▶ TASK REQUIREMENTS
Write out the rows below word for word, starting at the first row and ending at the row that contains "multi-facet-button[interactable]: xN: [178, 183, 222, 227]".

▶ RECORD SET
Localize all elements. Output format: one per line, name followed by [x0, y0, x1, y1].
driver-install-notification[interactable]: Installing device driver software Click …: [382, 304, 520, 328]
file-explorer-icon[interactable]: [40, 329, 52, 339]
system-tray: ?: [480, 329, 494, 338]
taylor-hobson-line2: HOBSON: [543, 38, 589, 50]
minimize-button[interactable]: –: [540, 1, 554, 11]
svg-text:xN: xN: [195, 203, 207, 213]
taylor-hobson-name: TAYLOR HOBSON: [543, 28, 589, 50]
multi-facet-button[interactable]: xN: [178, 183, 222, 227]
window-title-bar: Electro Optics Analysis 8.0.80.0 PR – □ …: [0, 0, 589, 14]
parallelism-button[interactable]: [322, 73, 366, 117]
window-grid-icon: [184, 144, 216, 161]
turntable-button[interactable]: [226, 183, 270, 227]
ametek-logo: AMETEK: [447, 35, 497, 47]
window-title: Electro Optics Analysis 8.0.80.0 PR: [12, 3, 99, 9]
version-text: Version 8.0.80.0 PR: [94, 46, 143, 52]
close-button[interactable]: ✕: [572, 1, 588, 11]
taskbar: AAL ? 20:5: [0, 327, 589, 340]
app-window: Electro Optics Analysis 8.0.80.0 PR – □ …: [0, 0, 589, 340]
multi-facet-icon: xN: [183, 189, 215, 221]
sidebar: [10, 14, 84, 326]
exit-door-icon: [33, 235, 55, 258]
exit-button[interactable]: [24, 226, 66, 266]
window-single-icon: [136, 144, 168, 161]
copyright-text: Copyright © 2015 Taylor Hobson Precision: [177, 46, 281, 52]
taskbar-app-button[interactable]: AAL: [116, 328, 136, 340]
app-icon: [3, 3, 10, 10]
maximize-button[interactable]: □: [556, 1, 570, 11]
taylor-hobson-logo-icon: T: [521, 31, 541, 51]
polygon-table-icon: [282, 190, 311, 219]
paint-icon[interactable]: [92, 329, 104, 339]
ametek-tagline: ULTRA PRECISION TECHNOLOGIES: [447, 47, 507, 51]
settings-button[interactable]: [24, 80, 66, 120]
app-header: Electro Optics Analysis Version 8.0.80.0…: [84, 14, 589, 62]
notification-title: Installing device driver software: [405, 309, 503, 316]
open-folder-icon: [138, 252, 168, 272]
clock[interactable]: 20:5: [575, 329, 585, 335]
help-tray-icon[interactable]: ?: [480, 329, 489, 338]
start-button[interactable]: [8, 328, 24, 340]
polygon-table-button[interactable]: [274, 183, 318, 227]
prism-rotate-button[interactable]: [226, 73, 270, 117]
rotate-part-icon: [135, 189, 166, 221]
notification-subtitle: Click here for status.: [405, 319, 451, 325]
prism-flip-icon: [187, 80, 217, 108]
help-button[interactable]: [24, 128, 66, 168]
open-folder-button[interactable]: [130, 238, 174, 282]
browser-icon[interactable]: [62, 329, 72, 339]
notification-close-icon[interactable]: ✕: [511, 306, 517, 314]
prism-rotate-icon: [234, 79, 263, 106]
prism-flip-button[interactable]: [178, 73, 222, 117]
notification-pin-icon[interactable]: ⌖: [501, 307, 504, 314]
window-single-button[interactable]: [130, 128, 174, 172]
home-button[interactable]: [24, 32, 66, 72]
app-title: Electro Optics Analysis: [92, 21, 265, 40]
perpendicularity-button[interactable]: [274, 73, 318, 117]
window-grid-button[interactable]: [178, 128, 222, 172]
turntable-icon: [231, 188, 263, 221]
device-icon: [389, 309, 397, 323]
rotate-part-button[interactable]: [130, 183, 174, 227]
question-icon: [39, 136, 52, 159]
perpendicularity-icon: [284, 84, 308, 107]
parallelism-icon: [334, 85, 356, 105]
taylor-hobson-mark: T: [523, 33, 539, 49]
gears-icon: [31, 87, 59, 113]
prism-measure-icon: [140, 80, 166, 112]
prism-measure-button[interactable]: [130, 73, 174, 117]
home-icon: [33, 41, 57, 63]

▶ REPLY TO THE EXERCISE
Localize all elements. Output format: one per line, name followed by [x0, y0, x1, y1].
driver-install-notification[interactable]: Installing device driver software Click …: [382, 304, 520, 328]
file-explorer-icon[interactable]: [40, 329, 52, 339]
system-tray: ?: [480, 329, 494, 338]
taylor-hobson-line2: HOBSON: [543, 38, 589, 50]
minimize-button[interactable]: –: [540, 1, 554, 11]
svg-text:xN: xN: [195, 203, 207, 213]
taylor-hobson-name: TAYLOR HOBSON: [543, 28, 589, 50]
multi-facet-button[interactable]: xN: [178, 183, 222, 227]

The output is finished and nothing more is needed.